> [Do this] Each line that holds the word "content" should be returned.

═══ Data to use

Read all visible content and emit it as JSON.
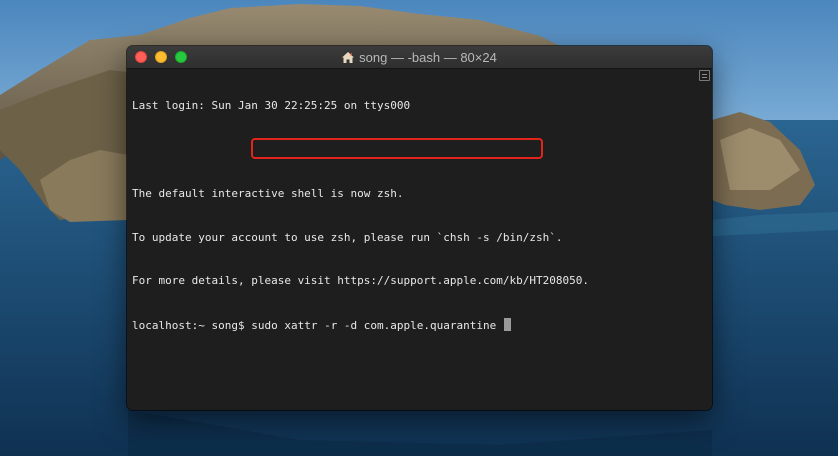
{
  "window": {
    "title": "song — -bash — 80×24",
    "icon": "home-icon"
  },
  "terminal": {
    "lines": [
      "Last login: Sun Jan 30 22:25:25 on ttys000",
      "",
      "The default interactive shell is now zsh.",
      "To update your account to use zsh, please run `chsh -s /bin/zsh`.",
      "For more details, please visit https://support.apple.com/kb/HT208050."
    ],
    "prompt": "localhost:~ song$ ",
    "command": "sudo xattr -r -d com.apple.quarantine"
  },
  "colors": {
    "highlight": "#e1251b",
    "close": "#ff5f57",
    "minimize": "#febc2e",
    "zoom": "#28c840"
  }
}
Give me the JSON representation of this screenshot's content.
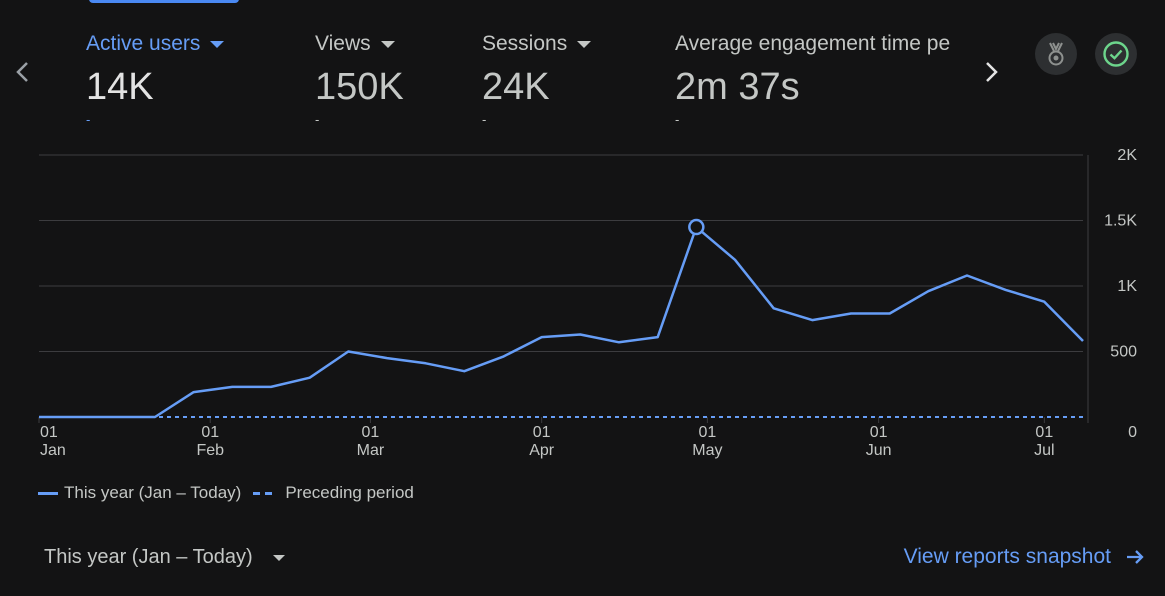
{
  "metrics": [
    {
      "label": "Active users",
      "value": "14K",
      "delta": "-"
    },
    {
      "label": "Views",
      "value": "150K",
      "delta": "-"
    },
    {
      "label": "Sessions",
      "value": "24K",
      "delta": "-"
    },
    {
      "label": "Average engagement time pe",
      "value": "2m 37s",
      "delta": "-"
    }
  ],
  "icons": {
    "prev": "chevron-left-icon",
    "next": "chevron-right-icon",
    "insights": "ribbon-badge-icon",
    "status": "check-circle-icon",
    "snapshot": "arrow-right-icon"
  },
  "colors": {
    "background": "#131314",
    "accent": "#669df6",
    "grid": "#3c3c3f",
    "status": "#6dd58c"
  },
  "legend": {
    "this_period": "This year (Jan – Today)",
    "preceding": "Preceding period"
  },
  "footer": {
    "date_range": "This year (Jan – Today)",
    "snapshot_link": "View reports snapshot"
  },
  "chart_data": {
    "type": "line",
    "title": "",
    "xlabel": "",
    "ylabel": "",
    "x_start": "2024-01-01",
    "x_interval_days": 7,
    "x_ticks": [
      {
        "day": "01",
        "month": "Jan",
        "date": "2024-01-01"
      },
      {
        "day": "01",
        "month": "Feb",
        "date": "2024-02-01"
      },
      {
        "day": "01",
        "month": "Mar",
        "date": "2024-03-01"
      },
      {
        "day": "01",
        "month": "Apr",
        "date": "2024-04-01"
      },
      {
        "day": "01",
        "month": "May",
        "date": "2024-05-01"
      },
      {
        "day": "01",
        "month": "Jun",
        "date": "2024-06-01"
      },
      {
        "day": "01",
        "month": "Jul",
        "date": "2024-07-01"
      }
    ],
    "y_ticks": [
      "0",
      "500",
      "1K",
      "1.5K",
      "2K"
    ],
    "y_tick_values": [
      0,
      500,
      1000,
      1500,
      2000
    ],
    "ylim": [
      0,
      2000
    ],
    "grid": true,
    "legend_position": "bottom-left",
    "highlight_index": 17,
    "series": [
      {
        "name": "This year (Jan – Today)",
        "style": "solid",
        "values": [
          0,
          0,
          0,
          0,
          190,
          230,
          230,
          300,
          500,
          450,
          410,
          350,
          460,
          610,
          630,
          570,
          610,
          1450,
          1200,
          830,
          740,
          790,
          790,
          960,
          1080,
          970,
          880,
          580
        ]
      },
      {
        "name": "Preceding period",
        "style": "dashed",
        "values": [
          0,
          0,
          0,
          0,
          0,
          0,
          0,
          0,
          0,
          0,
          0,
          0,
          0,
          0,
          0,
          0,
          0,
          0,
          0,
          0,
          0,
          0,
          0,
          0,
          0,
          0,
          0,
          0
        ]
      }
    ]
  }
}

══════

> [Written solution]
Read all visible content and emit it as JSON.
Give me the JSON representation of this screenshot's content.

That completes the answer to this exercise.